TASK REQUIREMENTS: Could you write out every entry exactly as it stands?

RECORDS FOR THIS EXERCISE:
----------------

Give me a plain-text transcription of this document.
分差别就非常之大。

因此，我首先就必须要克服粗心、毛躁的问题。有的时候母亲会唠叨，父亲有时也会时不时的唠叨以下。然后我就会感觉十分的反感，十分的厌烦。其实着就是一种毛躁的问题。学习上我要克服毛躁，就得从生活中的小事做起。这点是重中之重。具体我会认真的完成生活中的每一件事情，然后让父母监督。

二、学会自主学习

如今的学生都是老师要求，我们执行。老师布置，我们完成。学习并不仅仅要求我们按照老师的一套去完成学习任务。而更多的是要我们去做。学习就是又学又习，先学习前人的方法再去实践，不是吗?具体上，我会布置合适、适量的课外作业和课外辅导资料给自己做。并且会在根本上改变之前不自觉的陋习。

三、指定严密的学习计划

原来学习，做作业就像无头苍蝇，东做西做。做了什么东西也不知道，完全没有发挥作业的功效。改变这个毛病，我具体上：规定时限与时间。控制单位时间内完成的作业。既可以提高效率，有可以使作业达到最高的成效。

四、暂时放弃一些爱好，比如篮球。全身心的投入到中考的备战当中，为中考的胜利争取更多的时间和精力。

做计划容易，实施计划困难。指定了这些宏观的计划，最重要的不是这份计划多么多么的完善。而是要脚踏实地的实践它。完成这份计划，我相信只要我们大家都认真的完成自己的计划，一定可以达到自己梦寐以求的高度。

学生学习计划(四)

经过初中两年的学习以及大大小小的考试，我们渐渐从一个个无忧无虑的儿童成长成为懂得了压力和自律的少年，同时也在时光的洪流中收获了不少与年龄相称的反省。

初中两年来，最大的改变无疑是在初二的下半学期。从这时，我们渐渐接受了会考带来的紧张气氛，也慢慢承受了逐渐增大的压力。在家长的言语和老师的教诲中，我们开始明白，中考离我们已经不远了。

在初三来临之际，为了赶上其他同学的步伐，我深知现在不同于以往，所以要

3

----------------

FULL OUTPUT:
Give me a plain-text transcription of this document.
分差别就非常之大。

因此，我首先就必须要克服粗心、毛躁的问题。有的时候母亲会唠叨，父亲有时也会时不时的唠叨以下。然后我就会感觉十分的反感，十分的厌烦。其实着就是一种毛躁的问题。学习上我要克服毛躁，就得从生活中的小事做起。这点是重中之重。具体我会认真的完成生活中的每一件事情，然后让父母监督。

二、学会自主学习

如今的学生都是老师要求，我们执行。老师布置，我们完成。学习并不仅仅要求我们按照老师的一套去完成学习任务。而更多的是要我们去做。学习就是又学又习，先学习前人的方法再去实践，不是吗?具体上，我会布置合适、适量的课外作业和课外辅导资料给自己做。并且会在根本上改变之前不自觉的陋习。

三、指定严密的学习计划

原来学习，做作业就像无头苍蝇，东做西做。做了什么东西也不知道，完全没有发挥作业的功效。改变这个毛病，我具体上：规定时限与时间。控制单位时间内完成的作业。既可以提高效率，有可以使作业达到最高的成效。

四、暂时放弃一些爱好，比如篮球。全身心的投入到中考的备战当中，为中考的胜利争取更多的时间和精力。

做计划容易，实施计划困难。指定了这些宏观的计划，最重要的不是这份计划多么多么的完善。而是要脚踏实地的实践它。完成这份计划，我相信只要我们大家都认真的完成自己的计划，一定可以达到自己梦寐以求的高度。

学生学习计划(四)

经过初中两年的学习以及大大小小的考试，我们渐渐从一个个无忧无虑的儿童成长成为懂得了压力和自律的少年，同时也在时光的洪流中收获了不少与年龄相称的反省。

初中两年来，最大的改变无疑是在初二的下半学期。从这时，我们渐渐接受了会考带来的紧张气氛，也慢慢承受了逐渐增大的压力。在家长的言语和老师的教诲中，我们开始明白，中考离我们已经不远了。

在初三来临之际，为了赶上其他同学的步伐，我深知现在不同于以往，所以要

3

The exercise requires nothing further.